• Information shown:
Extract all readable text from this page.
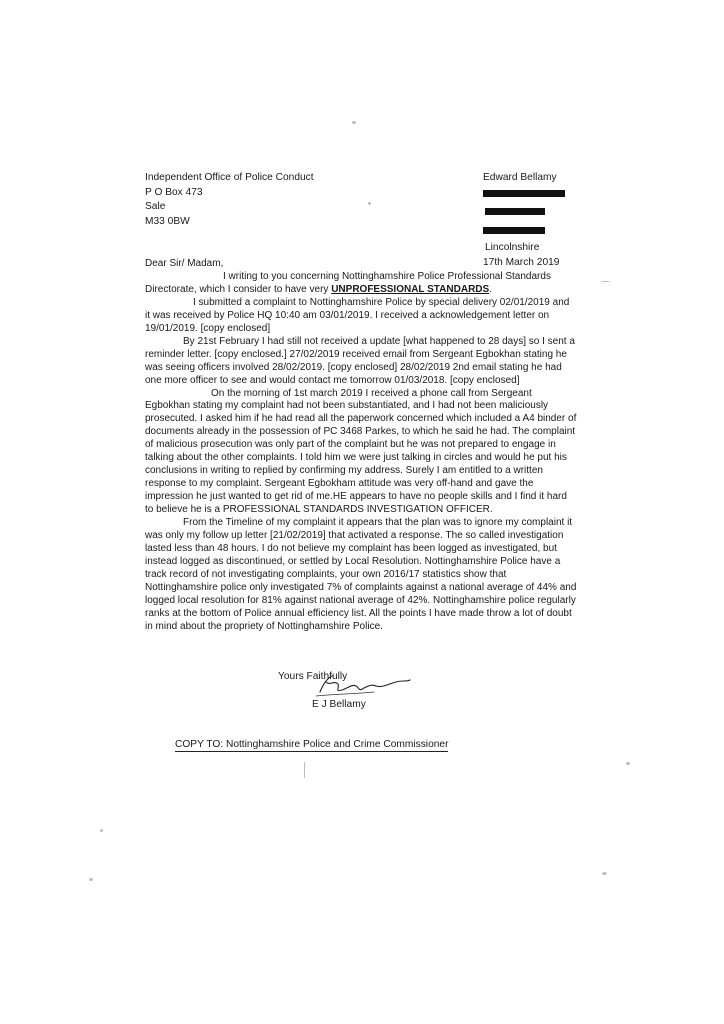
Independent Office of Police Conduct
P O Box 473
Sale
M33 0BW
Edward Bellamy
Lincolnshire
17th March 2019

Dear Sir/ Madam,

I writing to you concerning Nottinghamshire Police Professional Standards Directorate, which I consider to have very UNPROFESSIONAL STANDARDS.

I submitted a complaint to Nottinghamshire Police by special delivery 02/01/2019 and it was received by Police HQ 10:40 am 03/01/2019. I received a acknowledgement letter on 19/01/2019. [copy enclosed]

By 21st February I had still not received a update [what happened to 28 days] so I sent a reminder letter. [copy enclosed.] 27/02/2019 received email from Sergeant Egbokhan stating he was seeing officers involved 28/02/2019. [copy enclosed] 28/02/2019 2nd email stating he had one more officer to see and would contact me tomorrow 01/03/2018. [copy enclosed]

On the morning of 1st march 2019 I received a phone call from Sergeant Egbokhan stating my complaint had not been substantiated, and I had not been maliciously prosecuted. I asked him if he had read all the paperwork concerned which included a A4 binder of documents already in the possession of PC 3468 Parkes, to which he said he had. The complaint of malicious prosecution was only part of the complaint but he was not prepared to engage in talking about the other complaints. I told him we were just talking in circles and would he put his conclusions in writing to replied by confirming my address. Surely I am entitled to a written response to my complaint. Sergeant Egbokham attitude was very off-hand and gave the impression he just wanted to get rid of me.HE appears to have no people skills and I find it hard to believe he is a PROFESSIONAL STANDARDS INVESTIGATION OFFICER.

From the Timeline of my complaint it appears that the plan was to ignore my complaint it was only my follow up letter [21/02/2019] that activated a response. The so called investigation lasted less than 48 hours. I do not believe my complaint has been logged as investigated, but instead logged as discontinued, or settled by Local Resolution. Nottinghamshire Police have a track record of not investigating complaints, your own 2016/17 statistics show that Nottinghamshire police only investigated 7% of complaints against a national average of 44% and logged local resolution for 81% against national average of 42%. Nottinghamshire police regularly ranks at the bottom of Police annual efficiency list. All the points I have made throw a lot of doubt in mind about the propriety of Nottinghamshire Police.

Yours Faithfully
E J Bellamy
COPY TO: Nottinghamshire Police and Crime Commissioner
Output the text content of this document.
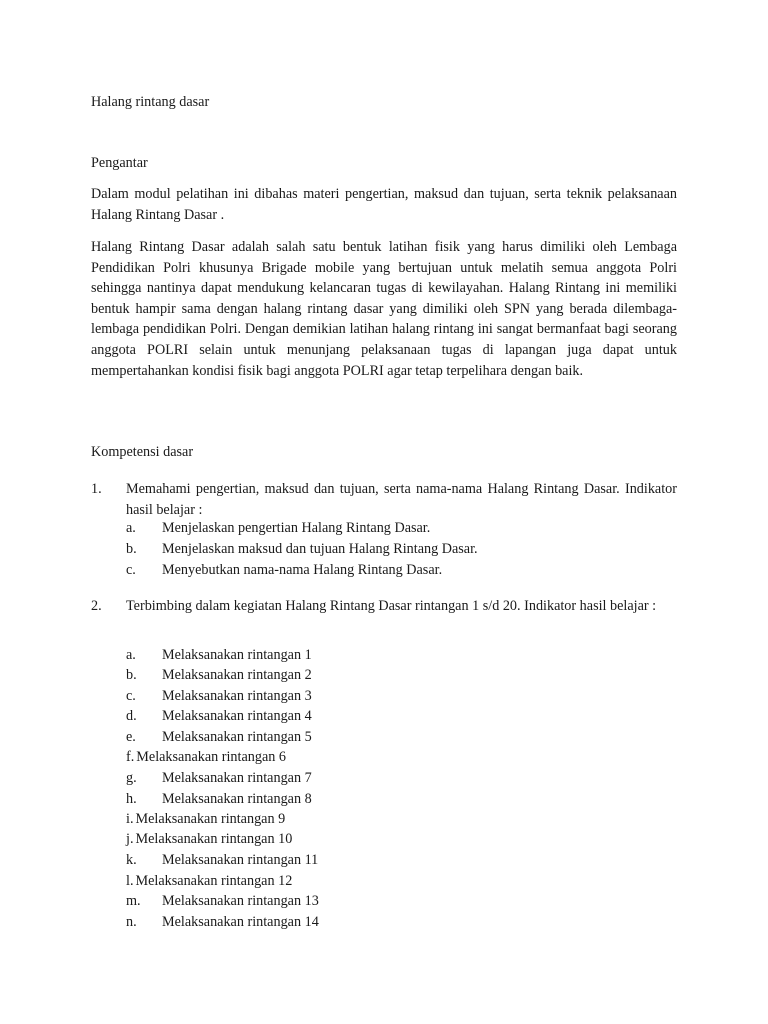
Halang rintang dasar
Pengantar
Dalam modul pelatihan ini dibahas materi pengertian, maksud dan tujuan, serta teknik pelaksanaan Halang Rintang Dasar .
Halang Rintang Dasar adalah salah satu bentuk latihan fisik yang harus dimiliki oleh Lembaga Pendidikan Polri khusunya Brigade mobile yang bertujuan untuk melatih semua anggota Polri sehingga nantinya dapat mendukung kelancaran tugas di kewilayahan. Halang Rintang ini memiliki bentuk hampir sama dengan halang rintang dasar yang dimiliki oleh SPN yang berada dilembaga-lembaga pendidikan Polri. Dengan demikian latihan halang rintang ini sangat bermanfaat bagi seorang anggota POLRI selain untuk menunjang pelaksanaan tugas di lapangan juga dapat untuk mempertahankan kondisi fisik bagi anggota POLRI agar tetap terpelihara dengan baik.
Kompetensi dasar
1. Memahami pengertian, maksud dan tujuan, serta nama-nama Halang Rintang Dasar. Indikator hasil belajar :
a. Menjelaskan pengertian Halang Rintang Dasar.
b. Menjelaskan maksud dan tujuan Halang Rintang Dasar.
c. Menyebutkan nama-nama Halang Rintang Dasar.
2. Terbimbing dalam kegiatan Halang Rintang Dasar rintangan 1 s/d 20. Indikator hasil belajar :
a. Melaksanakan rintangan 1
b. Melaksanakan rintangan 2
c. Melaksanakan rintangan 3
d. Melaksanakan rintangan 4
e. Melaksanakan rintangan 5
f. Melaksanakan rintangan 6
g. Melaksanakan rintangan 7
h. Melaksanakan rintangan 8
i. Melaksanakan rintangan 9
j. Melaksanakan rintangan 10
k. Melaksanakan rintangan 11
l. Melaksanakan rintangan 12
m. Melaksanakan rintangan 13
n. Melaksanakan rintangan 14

• Goal: Check every line of the entries above for the word "this" and report how many lines contain it, giving the number only.

• Exercise response: 2